======== Input records

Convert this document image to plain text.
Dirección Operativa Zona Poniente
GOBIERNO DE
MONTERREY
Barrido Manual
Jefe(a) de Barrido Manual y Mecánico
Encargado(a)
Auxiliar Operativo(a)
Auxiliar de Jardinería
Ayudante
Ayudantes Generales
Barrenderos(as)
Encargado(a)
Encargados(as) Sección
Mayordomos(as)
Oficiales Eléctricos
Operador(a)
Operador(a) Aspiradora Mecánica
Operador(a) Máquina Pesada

================
======== Input records

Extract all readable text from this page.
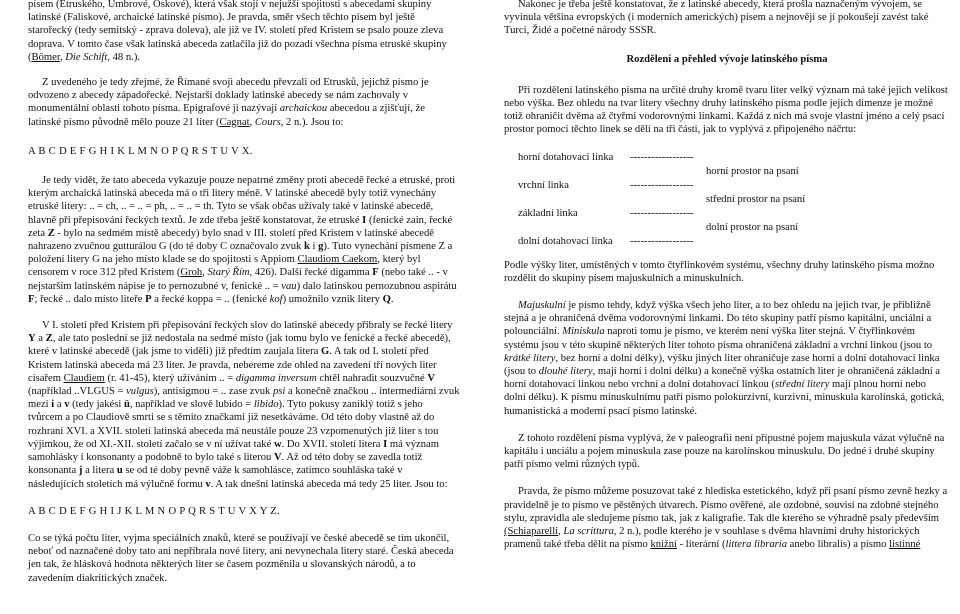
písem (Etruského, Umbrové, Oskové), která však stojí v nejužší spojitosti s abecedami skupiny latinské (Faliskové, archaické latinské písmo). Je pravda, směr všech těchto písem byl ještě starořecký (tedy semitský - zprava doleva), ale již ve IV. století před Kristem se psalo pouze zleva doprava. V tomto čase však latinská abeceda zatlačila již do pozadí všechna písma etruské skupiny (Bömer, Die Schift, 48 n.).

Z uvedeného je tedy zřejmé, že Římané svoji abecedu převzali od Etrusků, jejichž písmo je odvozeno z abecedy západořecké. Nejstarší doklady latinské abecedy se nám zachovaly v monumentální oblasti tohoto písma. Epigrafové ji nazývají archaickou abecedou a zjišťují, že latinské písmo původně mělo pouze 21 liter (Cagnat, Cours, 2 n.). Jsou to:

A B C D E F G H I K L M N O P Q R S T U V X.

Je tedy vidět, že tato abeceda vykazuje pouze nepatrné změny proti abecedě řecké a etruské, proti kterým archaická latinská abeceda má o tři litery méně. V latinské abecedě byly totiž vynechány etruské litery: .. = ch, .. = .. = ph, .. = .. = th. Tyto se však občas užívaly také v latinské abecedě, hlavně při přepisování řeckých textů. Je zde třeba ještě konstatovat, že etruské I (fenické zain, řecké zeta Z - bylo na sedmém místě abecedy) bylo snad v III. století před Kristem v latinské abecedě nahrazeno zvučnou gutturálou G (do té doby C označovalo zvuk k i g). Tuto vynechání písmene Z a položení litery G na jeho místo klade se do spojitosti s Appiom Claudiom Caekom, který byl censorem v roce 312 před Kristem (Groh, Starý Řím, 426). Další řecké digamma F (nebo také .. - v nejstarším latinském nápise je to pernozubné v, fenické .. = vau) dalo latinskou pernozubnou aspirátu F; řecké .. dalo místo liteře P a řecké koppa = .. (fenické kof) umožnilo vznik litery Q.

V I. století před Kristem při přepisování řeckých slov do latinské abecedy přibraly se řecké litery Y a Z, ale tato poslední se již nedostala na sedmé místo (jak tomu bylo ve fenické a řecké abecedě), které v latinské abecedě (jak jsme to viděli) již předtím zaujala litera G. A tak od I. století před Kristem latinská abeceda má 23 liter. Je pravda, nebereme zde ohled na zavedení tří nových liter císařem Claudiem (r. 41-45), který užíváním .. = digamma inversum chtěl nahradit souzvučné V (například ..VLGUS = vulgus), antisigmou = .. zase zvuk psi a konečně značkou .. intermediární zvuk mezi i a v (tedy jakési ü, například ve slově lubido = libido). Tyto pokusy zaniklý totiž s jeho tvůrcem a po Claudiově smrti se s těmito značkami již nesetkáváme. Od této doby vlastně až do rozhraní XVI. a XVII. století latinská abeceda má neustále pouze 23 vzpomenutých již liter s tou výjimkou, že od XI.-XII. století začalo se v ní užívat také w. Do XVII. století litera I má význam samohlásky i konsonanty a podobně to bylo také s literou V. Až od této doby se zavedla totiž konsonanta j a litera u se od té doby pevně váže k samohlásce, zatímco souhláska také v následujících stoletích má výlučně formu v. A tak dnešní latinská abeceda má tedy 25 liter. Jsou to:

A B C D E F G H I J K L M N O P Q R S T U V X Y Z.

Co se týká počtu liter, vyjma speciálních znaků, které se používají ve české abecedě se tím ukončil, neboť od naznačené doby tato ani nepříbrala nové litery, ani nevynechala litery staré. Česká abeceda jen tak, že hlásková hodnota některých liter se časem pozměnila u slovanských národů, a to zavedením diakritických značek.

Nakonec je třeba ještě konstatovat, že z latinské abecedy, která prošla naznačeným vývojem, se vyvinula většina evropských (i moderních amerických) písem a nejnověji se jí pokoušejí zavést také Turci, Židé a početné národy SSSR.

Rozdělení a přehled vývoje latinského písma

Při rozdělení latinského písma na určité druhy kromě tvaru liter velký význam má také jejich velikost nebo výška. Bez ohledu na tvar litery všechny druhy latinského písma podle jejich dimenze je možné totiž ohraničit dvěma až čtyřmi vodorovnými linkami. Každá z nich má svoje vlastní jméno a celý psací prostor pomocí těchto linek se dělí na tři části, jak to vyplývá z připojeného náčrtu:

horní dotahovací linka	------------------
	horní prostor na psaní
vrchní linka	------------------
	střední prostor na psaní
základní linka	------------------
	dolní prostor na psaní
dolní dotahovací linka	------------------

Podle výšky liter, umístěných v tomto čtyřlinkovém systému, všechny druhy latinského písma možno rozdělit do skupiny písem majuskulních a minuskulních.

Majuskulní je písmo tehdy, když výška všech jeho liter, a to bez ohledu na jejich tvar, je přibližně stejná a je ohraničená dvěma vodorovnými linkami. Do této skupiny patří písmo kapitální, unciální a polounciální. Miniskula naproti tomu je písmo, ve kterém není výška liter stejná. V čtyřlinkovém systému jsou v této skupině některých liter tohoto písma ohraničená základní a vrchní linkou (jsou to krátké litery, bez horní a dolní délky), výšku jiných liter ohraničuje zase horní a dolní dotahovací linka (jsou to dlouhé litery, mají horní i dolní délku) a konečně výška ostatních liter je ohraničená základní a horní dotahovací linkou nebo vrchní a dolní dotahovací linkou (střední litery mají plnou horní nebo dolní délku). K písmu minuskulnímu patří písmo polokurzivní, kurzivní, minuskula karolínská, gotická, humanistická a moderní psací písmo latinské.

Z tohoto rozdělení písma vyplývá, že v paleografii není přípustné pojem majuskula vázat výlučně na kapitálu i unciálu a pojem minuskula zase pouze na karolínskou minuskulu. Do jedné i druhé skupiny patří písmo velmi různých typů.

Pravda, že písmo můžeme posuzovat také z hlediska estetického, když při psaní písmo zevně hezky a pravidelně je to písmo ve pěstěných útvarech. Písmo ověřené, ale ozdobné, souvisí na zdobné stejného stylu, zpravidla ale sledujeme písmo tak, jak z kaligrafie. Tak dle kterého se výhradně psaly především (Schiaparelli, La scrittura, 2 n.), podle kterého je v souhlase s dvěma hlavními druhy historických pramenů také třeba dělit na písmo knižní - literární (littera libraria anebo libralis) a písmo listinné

================

Instruction –
Check each line of the records above for the string "prostor", and report every line that has it.

Answer to the exercise –
Při rozdělení latinského písma na určité druhy kromě tvaru liter velký význam má také jejich velikost nebo výška. Bez ohledu na tvar litery všechny druhy latinského písma podle jejich dimenze je možné totiž ohraničit dvěma až čtyřmi vodorovnými linkami. Každá z nich má svoje vlastní jméno a celý psací prostor pomocí těchto linek se dělí na tři části, jak to vyplývá z připojeného náčrtu:
	horní prostor na psaní
	střední prostor na psaní
	dolní prostor na psaní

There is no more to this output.